**EXERCÍCIO PROPOSTO A:**
Extraia dos registros todas as linhas em que aparece a palavra "band".

**TRECHO DO DOCUMENTO:**
O amor dos pais para com os filhos por vezes alcança as raias da sublimidade. Isto é o que bem atestou um professor chinês, emigrado para o Brasil, ainda em sua juventude.
Quando Wong tinha somente quinze anos, conforme o costume na China, os pais lhe escolheram a noiva e o casaram. Logo chegou a primeira filha. E a segunda.
Ainda bebês, as duas meninas foram deixadas com a mãe, pois que o pai foi estudar em terras distantes. Retornando à China, porque estivesse em andamento a Segunda Guerra Mundial, ele passou a trabalhar para os americanos.
Falando fluentemente o inglês, foi precioso instrumento para eles, enquanto ele próprio amealhou grande fortuna.
Nesse ínterim, conheceu outra jovem por quem se apaixonou perdidamente e, desejando consorciar-se com essa, foi pedir à esposa que o liberasse de seus compromissos.
Naquela época, era suficiente que a esposa assinasse um documento, concedendo ao marido a liberdade, para que o homem se considerasse divorciado.
A primeira esposa, ao saber da real paixão do marido, concedeu-lhe o que ele pedia, ficando responsável pelas duas crianças pequenas e a mãe dele.
Para sustentar-se e a elas, trabalhou o quanto pôde, sem jamais dizer qualquer palavra de azedume para a sogra, a quem cuidou até a morte. Muito menos fez às filhas qualquer referência maldosa a respeito do marido.
Wong, por sua vez, ao irromper a guerra civil chinesa, começou a ser perseguido, justamente por seu trabalho com os americanos durante o conflito mundial.
E, depois de alguns percalços, emigrou para o Brasil, com a nova esposa e a prole: quatro meninas.

**REGISTROS DO EXERCÍCIO:**
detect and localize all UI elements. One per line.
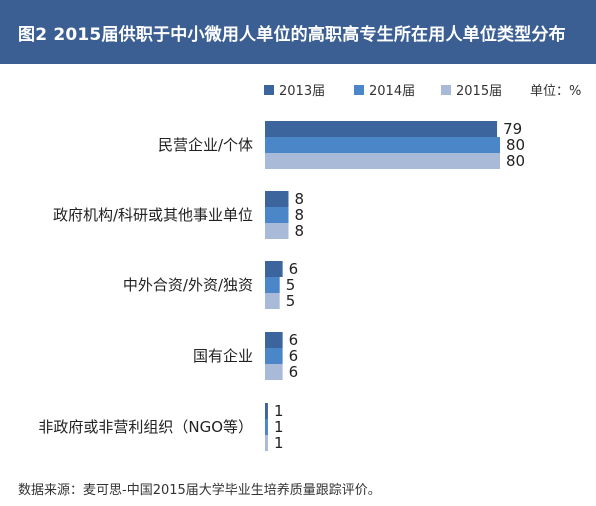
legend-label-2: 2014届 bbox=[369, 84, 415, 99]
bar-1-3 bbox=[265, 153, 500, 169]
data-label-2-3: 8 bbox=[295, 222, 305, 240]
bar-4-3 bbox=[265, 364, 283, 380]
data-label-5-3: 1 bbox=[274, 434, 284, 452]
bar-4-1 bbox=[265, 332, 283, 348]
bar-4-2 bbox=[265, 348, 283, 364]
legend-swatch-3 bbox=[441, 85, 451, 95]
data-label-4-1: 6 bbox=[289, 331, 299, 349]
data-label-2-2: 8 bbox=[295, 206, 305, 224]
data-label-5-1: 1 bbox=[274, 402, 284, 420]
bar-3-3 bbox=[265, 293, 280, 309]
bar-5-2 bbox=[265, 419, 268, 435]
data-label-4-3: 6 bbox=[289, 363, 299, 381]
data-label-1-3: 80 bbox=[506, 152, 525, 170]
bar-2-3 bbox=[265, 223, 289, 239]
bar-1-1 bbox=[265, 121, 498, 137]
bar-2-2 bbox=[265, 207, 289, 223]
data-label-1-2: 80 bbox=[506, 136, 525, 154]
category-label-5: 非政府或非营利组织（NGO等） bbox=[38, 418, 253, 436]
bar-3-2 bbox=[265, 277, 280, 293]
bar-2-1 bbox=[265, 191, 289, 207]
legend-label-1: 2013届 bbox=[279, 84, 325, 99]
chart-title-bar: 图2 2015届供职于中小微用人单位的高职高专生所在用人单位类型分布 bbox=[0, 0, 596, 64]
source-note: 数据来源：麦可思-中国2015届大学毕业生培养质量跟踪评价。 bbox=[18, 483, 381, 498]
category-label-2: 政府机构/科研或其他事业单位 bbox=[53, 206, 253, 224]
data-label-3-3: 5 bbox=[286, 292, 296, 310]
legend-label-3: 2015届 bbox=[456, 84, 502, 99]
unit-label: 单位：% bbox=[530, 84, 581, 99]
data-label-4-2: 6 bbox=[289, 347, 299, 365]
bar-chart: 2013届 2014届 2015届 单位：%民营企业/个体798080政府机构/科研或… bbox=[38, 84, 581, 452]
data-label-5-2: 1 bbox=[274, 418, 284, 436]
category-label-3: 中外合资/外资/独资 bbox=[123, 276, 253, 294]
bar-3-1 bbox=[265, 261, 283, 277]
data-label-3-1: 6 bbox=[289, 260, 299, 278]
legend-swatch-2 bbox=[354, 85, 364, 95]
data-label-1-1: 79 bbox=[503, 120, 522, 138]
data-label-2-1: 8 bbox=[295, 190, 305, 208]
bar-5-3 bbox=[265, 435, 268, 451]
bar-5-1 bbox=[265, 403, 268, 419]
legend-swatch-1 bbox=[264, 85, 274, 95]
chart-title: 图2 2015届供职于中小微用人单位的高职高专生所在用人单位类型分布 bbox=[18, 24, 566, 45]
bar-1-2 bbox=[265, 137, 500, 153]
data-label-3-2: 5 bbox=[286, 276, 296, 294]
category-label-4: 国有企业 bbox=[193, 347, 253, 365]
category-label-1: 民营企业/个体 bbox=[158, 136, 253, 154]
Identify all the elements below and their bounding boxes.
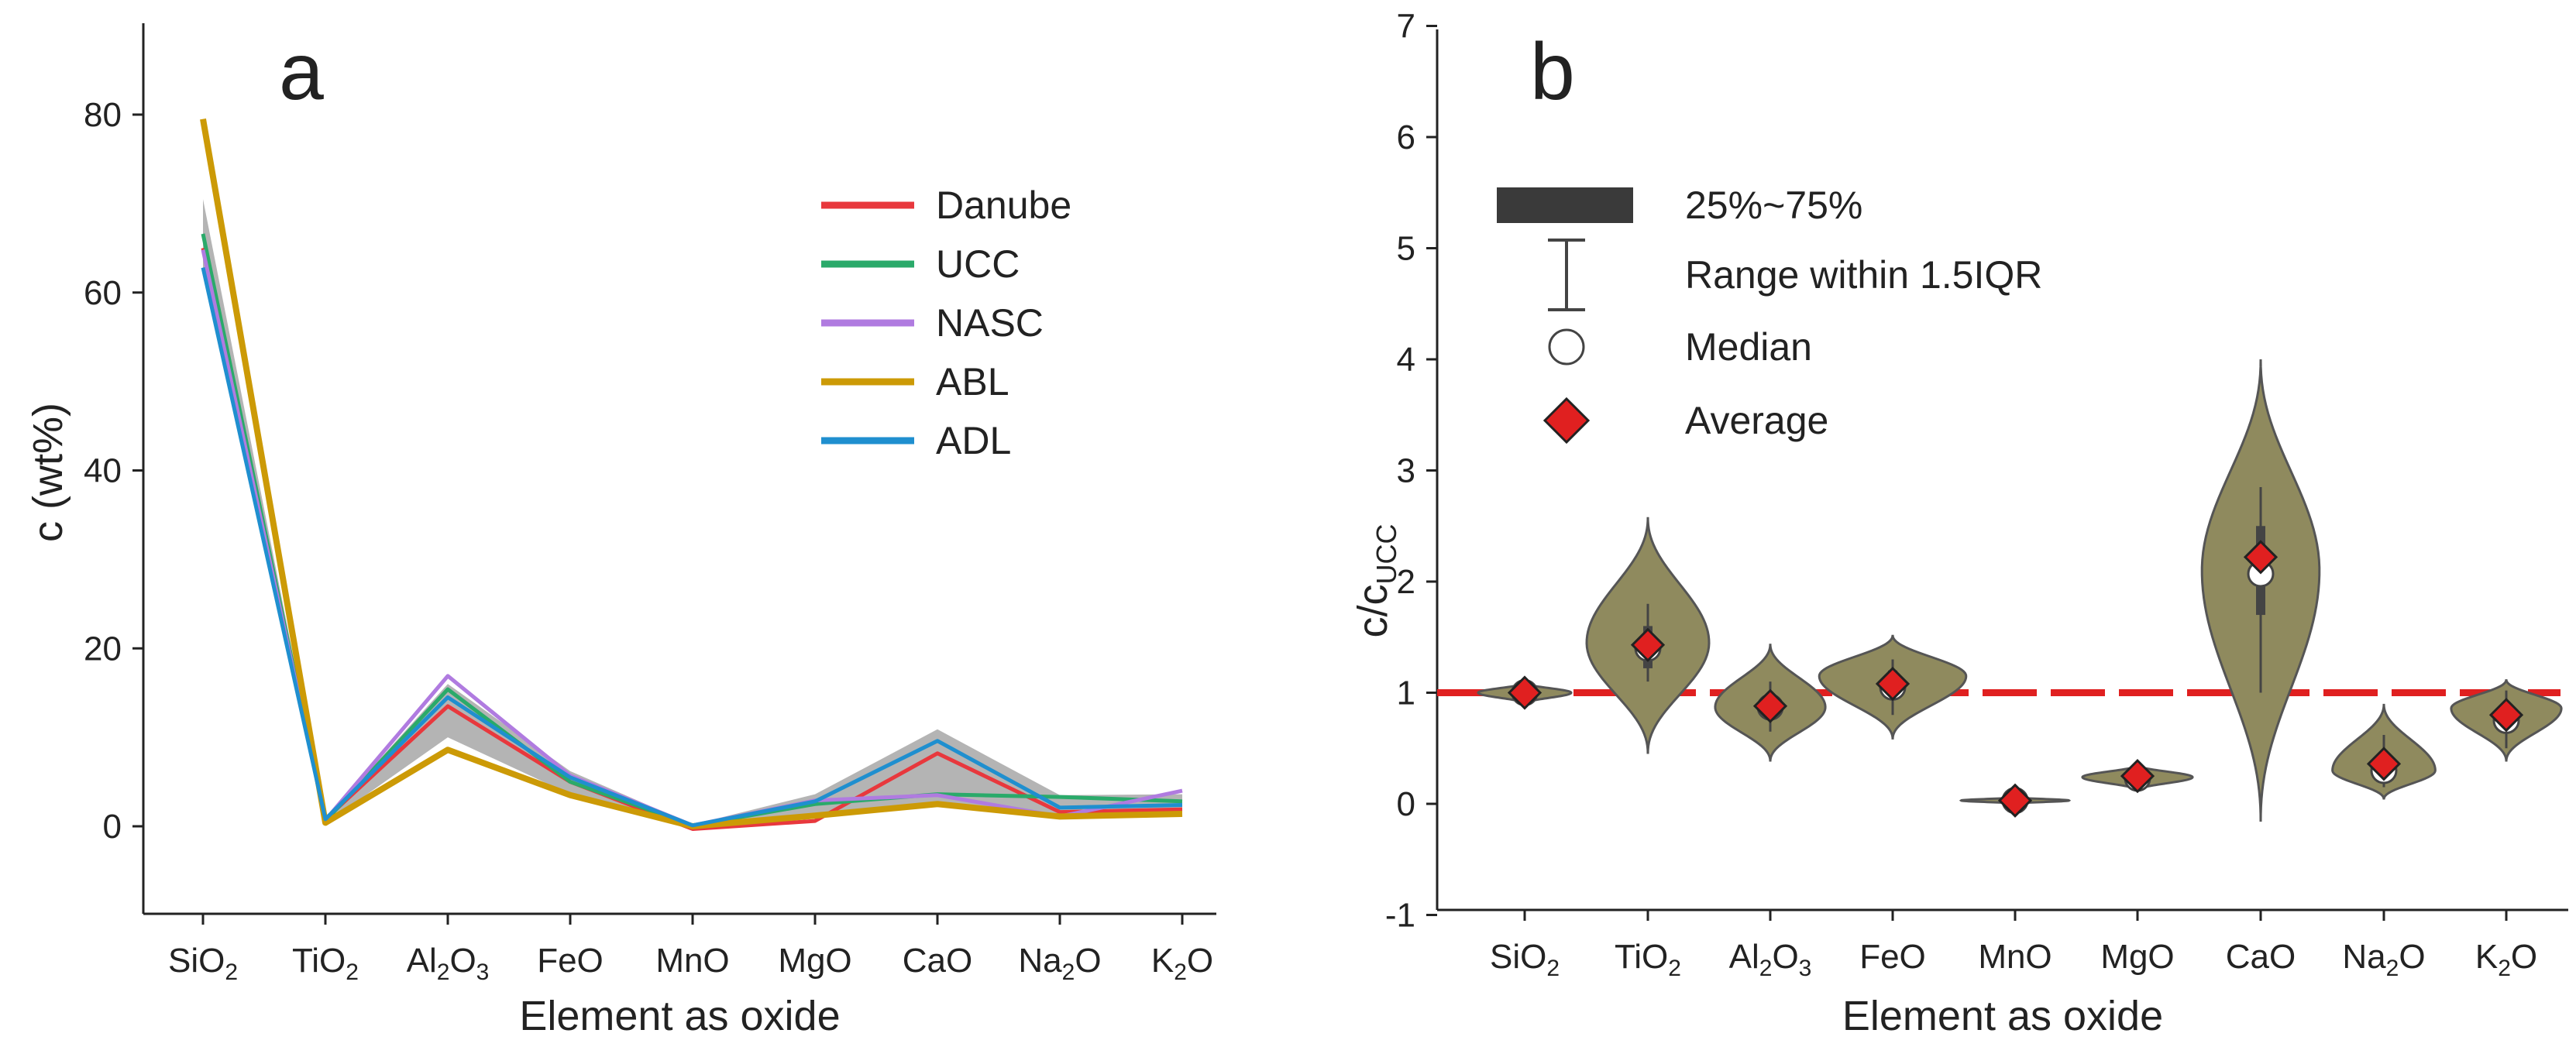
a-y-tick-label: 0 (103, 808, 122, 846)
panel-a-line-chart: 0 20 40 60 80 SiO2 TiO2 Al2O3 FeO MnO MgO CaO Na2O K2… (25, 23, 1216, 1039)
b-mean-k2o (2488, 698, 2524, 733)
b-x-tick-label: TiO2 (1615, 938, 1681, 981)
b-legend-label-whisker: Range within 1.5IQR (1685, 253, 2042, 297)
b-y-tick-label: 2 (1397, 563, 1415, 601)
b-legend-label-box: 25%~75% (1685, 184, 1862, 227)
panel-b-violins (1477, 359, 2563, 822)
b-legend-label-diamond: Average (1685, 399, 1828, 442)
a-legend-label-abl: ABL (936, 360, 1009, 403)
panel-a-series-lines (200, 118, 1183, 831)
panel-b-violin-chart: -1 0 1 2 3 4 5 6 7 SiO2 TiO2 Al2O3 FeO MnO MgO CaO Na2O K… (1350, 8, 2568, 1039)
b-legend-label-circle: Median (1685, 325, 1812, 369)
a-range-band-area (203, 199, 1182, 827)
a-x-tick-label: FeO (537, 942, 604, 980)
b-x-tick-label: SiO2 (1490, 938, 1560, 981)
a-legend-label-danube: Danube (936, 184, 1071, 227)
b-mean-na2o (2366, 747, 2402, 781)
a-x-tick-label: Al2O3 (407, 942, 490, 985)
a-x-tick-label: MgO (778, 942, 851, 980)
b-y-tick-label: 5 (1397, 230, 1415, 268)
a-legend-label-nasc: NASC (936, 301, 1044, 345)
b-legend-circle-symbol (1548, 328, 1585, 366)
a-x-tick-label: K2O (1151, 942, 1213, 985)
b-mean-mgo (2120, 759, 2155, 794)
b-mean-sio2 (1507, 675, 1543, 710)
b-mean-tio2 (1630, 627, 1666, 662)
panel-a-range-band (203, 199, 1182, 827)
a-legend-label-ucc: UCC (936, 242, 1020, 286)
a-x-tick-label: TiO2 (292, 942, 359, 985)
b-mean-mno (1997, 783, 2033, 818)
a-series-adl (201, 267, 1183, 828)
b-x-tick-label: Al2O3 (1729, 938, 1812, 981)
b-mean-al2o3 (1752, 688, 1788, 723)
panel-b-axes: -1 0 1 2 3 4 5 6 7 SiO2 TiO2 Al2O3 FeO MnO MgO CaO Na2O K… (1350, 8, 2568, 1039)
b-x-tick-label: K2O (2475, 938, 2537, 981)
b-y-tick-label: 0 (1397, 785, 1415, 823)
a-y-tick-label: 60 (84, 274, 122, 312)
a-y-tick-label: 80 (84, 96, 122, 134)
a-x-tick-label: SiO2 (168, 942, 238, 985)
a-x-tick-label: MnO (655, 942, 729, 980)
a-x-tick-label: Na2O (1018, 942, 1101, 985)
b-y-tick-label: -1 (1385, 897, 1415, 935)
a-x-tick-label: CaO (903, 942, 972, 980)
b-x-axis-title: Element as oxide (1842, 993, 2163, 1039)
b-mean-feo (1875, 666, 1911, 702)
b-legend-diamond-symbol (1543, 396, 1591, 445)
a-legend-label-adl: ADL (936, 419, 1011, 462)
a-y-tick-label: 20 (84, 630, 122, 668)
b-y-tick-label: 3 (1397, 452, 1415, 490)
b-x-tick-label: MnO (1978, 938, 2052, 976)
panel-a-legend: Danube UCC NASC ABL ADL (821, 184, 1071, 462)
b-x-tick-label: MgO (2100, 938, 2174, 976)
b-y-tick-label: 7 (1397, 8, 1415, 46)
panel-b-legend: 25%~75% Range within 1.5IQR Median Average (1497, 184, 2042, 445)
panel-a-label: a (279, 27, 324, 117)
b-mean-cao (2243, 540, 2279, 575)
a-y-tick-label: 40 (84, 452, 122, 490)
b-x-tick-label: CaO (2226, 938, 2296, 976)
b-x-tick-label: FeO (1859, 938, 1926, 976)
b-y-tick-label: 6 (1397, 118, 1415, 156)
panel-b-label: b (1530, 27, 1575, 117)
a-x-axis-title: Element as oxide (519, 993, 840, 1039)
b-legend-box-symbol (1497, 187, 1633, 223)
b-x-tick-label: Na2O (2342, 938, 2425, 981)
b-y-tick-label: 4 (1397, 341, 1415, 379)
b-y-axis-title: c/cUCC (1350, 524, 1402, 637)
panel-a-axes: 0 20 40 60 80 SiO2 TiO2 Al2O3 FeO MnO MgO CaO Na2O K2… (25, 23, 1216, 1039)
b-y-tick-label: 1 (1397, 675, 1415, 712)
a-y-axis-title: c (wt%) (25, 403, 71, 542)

**EXERCÍCIO PROPOSTO B:**
Segundo o trecho do documento, com que idade Wong se casou?

**RESPOSTA DO EXERCÍCIO A:**
a-range-band-area (203, 199, 1182, 827)
panel-a-range-band (203, 199, 1182, 827)

**RESPOSTA DO EXERCÍCIO B:**
Com quinze anos.